WRITTEN REQUEST →
Reproduce the data exactly.

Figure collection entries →
____
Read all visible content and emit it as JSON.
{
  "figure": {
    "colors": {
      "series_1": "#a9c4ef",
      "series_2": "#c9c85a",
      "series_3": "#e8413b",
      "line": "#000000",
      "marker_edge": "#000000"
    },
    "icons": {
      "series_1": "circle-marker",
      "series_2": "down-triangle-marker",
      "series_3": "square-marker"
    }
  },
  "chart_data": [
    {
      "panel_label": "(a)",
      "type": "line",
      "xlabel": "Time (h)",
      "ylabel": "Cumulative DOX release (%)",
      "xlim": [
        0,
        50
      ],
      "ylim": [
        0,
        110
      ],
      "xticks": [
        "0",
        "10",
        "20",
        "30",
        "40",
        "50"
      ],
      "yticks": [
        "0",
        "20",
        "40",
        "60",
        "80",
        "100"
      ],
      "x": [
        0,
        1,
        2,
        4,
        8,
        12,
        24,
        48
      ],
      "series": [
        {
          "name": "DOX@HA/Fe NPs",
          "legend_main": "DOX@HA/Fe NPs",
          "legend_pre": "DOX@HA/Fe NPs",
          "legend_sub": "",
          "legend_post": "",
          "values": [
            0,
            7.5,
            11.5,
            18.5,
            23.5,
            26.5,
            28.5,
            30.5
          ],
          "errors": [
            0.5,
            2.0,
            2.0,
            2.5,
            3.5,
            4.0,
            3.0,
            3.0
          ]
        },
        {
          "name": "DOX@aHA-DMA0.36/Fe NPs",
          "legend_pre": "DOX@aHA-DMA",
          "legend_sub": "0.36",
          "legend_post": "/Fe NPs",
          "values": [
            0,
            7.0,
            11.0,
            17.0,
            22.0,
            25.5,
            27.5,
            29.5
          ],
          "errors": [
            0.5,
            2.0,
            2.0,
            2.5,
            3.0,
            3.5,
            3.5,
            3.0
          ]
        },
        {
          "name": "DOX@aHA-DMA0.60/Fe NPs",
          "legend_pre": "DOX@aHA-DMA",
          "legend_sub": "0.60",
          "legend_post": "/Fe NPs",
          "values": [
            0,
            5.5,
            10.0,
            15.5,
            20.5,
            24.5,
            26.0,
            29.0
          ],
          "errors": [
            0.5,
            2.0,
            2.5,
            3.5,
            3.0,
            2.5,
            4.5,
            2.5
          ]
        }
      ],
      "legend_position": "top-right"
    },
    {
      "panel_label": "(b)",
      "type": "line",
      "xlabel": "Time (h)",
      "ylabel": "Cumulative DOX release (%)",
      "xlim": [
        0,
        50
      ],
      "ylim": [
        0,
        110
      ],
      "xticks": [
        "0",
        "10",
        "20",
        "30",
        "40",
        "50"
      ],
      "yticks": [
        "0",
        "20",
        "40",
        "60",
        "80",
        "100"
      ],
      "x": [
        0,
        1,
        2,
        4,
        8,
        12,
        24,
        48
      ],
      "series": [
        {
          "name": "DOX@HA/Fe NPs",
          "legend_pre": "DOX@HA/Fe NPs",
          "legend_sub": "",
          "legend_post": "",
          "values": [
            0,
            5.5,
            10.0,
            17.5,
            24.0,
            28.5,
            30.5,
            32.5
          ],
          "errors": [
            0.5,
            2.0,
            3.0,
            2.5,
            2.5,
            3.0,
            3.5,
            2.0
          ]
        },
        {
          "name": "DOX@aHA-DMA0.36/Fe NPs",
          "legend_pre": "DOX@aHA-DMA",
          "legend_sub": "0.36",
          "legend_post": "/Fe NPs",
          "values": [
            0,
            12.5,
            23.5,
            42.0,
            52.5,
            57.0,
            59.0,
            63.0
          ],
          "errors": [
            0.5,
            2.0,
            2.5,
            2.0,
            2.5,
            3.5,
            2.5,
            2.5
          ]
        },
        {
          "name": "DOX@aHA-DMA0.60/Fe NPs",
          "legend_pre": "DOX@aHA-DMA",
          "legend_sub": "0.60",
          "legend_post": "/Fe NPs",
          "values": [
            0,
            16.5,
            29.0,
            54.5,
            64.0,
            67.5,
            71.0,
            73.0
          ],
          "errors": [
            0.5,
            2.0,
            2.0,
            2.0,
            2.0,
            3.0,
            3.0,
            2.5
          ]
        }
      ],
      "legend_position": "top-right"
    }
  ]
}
____
THE OUTPUT →
Read all visible content and emit it as JSON.
{
  "figure": {
    "colors": {
      "series_1": "#a9c4ef",
      "series_2": "#c9c85a",
      "series_3": "#e8413b",
      "line": "#000000",
      "marker_edge": "#000000"
    },
    "icons": {
      "series_1": "circle-marker",
      "series_2": "down-triangle-marker",
      "series_3": "square-marker"
    }
  },
  "chart_data": [
    {
      "panel_label": "(a)",
      "type": "line",
      "xlabel": "Time (h)",
      "ylabel": "Cumulative DOX release (%)",
      "xlim": [
        0,
        50
      ],
      "ylim": [
        0,
        110
      ],
      "xticks": [
        "0",
        "10",
        "20",
        "30",
        "40",
        "50"
      ],
      "yticks": [
        "0",
        "20",
        "40",
        "60",
        "80",
        "100"
      ],
      "x": [
        0,
        1,
        2,
        4,
        8,
        12,
        24,
        48
      ],
      "series": [
        {
          "name": "DOX@HA/Fe NPs",
          "legend_main": "DOX@HA/Fe NPs",
          "legend_pre": "DOX@HA/Fe NPs",
          "legend_sub": "",
          "legend_post": "",
          "values": [
            0,
            7.5,
            11.5,
            18.5,
            23.5,
            26.5,
            28.5,
            30.5
          ],
          "errors": [
            0.5,
            2.0,
            2.0,
            2.5,
            3.5,
            4.0,
            3.0,
            3.0
          ]
        },
        {
          "name": "DOX@aHA-DMA0.36/Fe NPs",
          "legend_pre": "DOX@aHA-DMA",
          "legend_sub": "0.36",
          "legend_post": "/Fe NPs",
          "values": [
            0,
            7.0,
            11.0,
            17.0,
            22.0,
            25.5,
            27.5,
            29.5
          ],
          "errors": [
            0.5,
            2.0,
            2.0,
            2.5,
            3.0,
            3.5,
            3.5,
            3.0
          ]
        },
        {
          "name": "DOX@aHA-DMA0.60/Fe NPs",
          "legend_pre": "DOX@aHA-DMA",
          "legend_sub": "0.60",
          "legend_post": "/Fe NPs",
          "values": [
            0,
            5.5,
            10.0,
            15.5,
            20.5,
            24.5,
            26.0,
            29.0
          ],
          "errors": [
            0.5,
            2.0,
            2.5,
            3.5,
            3.0,
            2.5,
            4.5,
            2.5
          ]
        }
      ],
      "legend_position": "top-right"
    },
    {
      "panel_label": "(b)",
      "type": "line",
      "xlabel": "Time (h)",
      "ylabel": "Cumulative DOX release (%)",
      "xlim": [
        0,
        50
      ],
      "ylim": [
        0,
        110
      ],
      "xticks": [
        "0",
        "10",
        "20",
        "30",
        "40",
        "50"
      ],
      "yticks": [
        "0",
        "20",
        "40",
        "60",
        "80",
        "100"
      ],
      "x": [
        0,
        1,
        2,
        4,
        8,
        12,
        24,
        48
      ],
      "series": [
        {
          "name": "DOX@HA/Fe NPs",
          "legend_pre": "DOX@HA/Fe NPs",
          "legend_sub": "",
          "legend_post": "",
          "values": [
            0,
            5.5,
            10.0,
            17.5,
            24.0,
            28.5,
            30.5,
            32.5
          ],
          "errors": [
            0.5,
            2.0,
            3.0,
            2.5,
            2.5,
            3.0,
            3.5,
            2.0
          ]
        },
        {
          "name": "DOX@aHA-DMA0.36/Fe NPs",
          "legend_pre": "DOX@aHA-DMA",
          "legend_sub": "0.36",
          "legend_post": "/Fe NPs",
          "values": [
            0,
            12.5,
            23.5,
            42.0,
            52.5,
            57.0,
            59.0,
            63.0
          ],
          "errors": [
            0.5,
            2.0,
            2.5,
            2.0,
            2.5,
            3.5,
            2.5,
            2.5
          ]
        },
        {
          "name": "DOX@aHA-DMA0.60/Fe NPs",
          "legend_pre": "DOX@aHA-DMA",
          "legend_sub": "0.60",
          "legend_post": "/Fe NPs",
          "values": [
            0,
            16.5,
            29.0,
            54.5,
            64.0,
            67.5,
            71.0,
            73.0
          ],
          "errors": [
            0.5,
            2.0,
            2.0,
            2.0,
            2.0,
            3.0,
            3.0,
            2.5
          ]
        }
      ],
      "legend_position": "top-right"
    }
  ]
}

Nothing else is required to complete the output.